*What you should do*
Collect the lines of the entries where "听读课文" shows up.

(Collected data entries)
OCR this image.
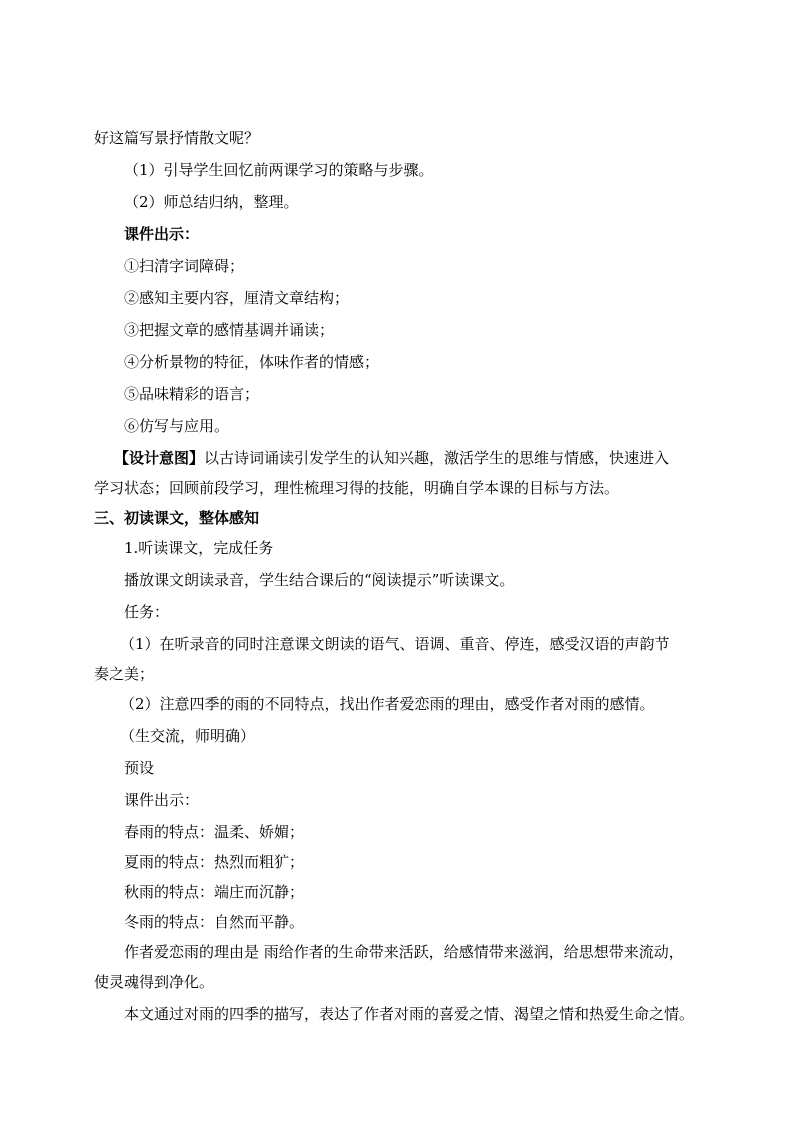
好这篇写景抒情散文呢？
（1）引导学生回忆前两课学习的策略与步骤。
（2）师总结归纳，整理。
课件出示：
①扫清字词障碍；
②感知主要内容，厘清文章结构；
③把握文章的感情基调并诵读；
④分析景物的特征，体味作者的情感；
⑤品味精彩的语言；
⑥仿写与应用。
【设计意图】以古诗词诵读引发学生的认知兴趣，激活学生的思维与情感，快速进入
学习状态；回顾前段学习，理性梳理习得的技能，明确自学本课的目标与方法。
三、初读课文，整体感知
1.听读课文，完成任务
播放课文朗读录音，学生结合课后的“阅读提示”听读课文。
任务：
（1）在听录音的同时注意课文朗读的语气、语调、重音、停连，感受汉语的声韵节
奏之美；
（2）注意四季的雨的不同特点，找出作者爱恋雨的理由，感受作者对雨的感情。
（生交流，师明确）
预设
课件出示：
春雨的特点：温柔、娇媚；
夏雨的特点：热烈而粗犷；
秋雨的特点：端庄而沉静；
冬雨的特点：自然而平静。
作者爱恋雨的理由是 雨给作者的生命带来活跃，给感情带来滋润，给思想带来流动，
使灵魂得到净化。
本文通过对雨的四季的描写，表达了作者对雨的喜爱之情、渴望之情和热爱生命之情。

*Written answer*
1.听读课文，完成任务
播放课文朗读录音，学生结合课后的“阅读提示”听读课文。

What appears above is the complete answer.